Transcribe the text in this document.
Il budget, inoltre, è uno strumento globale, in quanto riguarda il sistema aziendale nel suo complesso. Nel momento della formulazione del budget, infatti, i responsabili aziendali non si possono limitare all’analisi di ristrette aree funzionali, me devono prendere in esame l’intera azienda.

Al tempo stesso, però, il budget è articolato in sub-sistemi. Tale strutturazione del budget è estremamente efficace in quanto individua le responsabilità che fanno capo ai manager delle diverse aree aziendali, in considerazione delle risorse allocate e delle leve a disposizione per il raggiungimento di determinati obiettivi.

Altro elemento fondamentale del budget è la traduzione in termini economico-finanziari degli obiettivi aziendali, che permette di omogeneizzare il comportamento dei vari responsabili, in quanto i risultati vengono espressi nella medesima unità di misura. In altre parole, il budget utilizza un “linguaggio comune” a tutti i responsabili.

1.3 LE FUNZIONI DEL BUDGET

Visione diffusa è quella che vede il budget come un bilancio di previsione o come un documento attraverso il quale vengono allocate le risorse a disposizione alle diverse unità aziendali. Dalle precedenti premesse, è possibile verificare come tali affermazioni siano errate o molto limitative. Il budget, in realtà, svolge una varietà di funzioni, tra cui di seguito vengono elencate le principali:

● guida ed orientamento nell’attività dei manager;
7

□ □ □ □ □

**Exercise goal:** Your task is to repeat the data exactly; please include every line.

**Right answer:**
Transcribe the text in this document.
Il budget, inoltre, è uno strumento globale, in quanto riguarda il sistema aziendale nel suo complesso. Nel momento della formulazione del budget, infatti, i responsabili aziendali non si possono limitare all’analisi di ristrette aree funzionali, me devono prendere in esame l’intera azienda.

Al tempo stesso, però, il budget è articolato in sub-sistemi. Tale strutturazione del budget è estremamente efficace in quanto individua le responsabilità che fanno capo ai manager delle diverse aree aziendali, in considerazione delle risorse allocate e delle leve a disposizione per il raggiungimento di determinati obiettivi.

Altro elemento fondamentale del budget è la traduzione in termini economico-finanziari degli obiettivi aziendali, che permette di omogeneizzare il comportamento dei vari responsabili, in quanto i risultati vengono espressi nella medesima unità di misura. In altre parole, il budget utilizza un “linguaggio comune” a tutti i responsabili.

1.3 LE FUNZIONI DEL BUDGET

Visione diffusa è quella che vede il budget come un bilancio di previsione o come un documento attraverso il quale vengono allocate le risorse a disposizione alle diverse unità aziendali. Dalle precedenti premesse, è possibile verificare come tali affermazioni siano errate o molto limitative. Il budget, in realtà, svolge una varietà di funzioni, tra cui di seguito vengono elencate le principali:

● guida ed orientamento nell’attività dei manager;
7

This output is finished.